▸ Given problem
Swap "velocity-cell" for "speed-cell" in the part that opens with the line containing "backscatter-cell [457, 257, 461, 261]" and closes with the line containing "backscatter-cloud-cell [623, 193, 626, 197]", leaving everything else unchanged. Give only those lines.

▸ Dataset extract
>> begin
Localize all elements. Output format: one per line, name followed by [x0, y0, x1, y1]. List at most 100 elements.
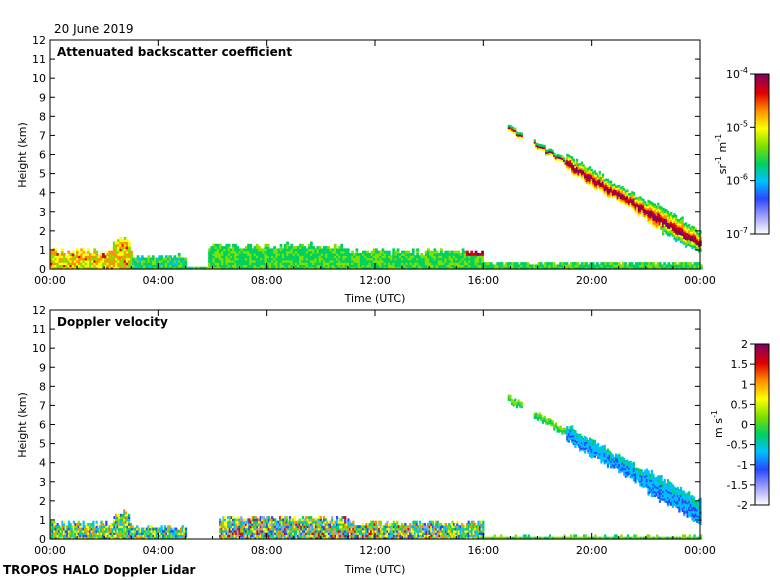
backscatter-cell [457, 257, 461, 261]
backscatter-cloud-cell [678, 219, 681, 222]
velocity-cell [56, 522, 59, 526]
velocity-cell [256, 536, 259, 540]
backscatter-cloud-cell [691, 244, 694, 248]
backscatter-cell [401, 250, 404, 254]
velocity-cell [321, 529, 324, 533]
backscatter-cloud-cell [569, 159, 572, 163]
backscatter-cell [507, 262, 510, 266]
backscatter-cell [173, 264, 177, 268]
backscatter-cell [253, 255, 257, 259]
backscatter-cloud-cell [623, 193, 626, 197]
backscatter-cloud-cell [681, 218, 684, 221]
velocity-cell [472, 527, 475, 531]
backscatter-cloud-cell [541, 148, 545, 151]
backscatter-cell [255, 262, 259, 266]
backscatter-cloud-cell [574, 167, 577, 170]
backscatter-cell [212, 264, 216, 268]
backscatter-cell [390, 264, 393, 268]
backscatter-cell [416, 259, 419, 263]
backscatter-cell [463, 257, 467, 261]
backscatter-cell [318, 264, 322, 268]
backscatter-cell [468, 264, 471, 268]
velocity-cell [67, 534, 71, 538]
backscatter-cloud-cell [647, 205, 650, 209]
backscatter-cell [56, 255, 60, 259]
backscatter-cell [552, 262, 556, 266]
backscatter-cell [225, 252, 229, 256]
velocity-cell [597, 536, 600, 540]
backscatter-cloud-cell [637, 200, 640, 204]
backscatter-cell [258, 252, 261, 256]
velocity-cell [235, 525, 238, 529]
backscatter-cloud-cell [603, 181, 606, 184]
backscatter-cell [368, 264, 372, 268]
velocity-cell [66, 536, 69, 540]
velocity-cell [253, 520, 256, 524]
velocity-cloud-cell [561, 432, 564, 435]
velocity-cell [123, 509, 126, 513]
backscatter-cell [388, 252, 391, 256]
velocity-cell [85, 536, 88, 540]
velocity-cell [261, 527, 264, 531]
velocity-cell [274, 525, 277, 529]
backscatter-cell [431, 264, 435, 268]
velocity-cell [327, 525, 331, 529]
backscatter-cell [253, 246, 257, 249]
velocity-cell [228, 525, 231, 529]
velocity-cell [336, 532, 339, 536]
backscatter-cloud-cell [627, 204, 631, 208]
velocity-cell [87, 525, 90, 529]
velocity-cell [160, 536, 163, 540]
velocity-cell [162, 529, 165, 533]
velocity-cell [116, 522, 119, 526]
velocity-cell [379, 529, 383, 533]
backscatter-cloud-cell [686, 224, 689, 228]
velocity-cell [350, 525, 353, 529]
velocity-cell [249, 532, 253, 536]
velocity-cell [92, 527, 95, 531]
backscatter-cell [303, 262, 307, 266]
velocity-cloud-cell [549, 421, 553, 424]
backscatter-cloud-cell [623, 201, 626, 205]
backscatter-cell [225, 246, 229, 249]
colorbar-tick-label: 10-6 [726, 173, 748, 188]
backscatter-cloud-cell [592, 175, 595, 178]
velocity-cell [345, 525, 348, 529]
backscatter-cell [227, 250, 231, 254]
backscatter-cell [305, 252, 309, 256]
backscatter-cell [359, 259, 363, 263]
velocity-cell [121, 534, 124, 538]
x-tick-label: 12:00 [359, 274, 391, 287]
backscatter-cell [366, 257, 370, 261]
velocity-cell [646, 534, 649, 538]
velocity-cell [344, 534, 347, 538]
backscatter-cell [661, 266, 664, 270]
backscatter-cloud-cell [597, 182, 600, 186]
velocity-cell [233, 520, 236, 524]
velocity-cell [300, 522, 303, 526]
velocity-cell [227, 534, 230, 538]
velocity-cell [98, 529, 101, 533]
velocity-cell [269, 532, 272, 536]
velocity-cell [219, 518, 222, 522]
velocity-cloud-cell [540, 414, 543, 417]
velocity-cell [124, 534, 127, 538]
backscatter-cell [119, 259, 123, 263]
velocity-cell [453, 529, 456, 533]
velocity-cell [243, 529, 246, 533]
backscatter-cloud-cell [613, 189, 616, 192]
backscatter-cell [234, 259, 237, 263]
velocity-cell [290, 525, 293, 529]
velocity-cell [311, 532, 314, 536]
velocity-cell [149, 527, 152, 531]
backscatter-cell [251, 255, 255, 259]
velocity-cell [314, 527, 318, 531]
velocity-cell [635, 534, 638, 538]
backscatter-cell [427, 262, 430, 266]
velocity-cell [332, 525, 335, 529]
velocity-cell [483, 536, 487, 540]
velocity-cell [184, 534, 188, 538]
backscatter-cell [223, 266, 227, 270]
velocity-cell [332, 536, 335, 540]
backscatter-cell [433, 262, 437, 266]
>> end
▸ Response to this exercise
backscatter-cell [457, 257, 461, 261]
backscatter-cloud-cell [678, 219, 681, 222]
speed-cell [56, 522, 59, 526]
speed-cell [256, 536, 259, 540]
backscatter-cloud-cell [691, 244, 694, 248]
backscatter-cell [401, 250, 404, 254]
speed-cell [321, 529, 324, 533]
backscatter-cloud-cell [569, 159, 572, 163]
backscatter-cell [507, 262, 510, 266]
backscatter-cell [173, 264, 177, 268]
backscatter-cell [253, 255, 257, 259]
backscatter-cloud-cell [623, 193, 626, 197]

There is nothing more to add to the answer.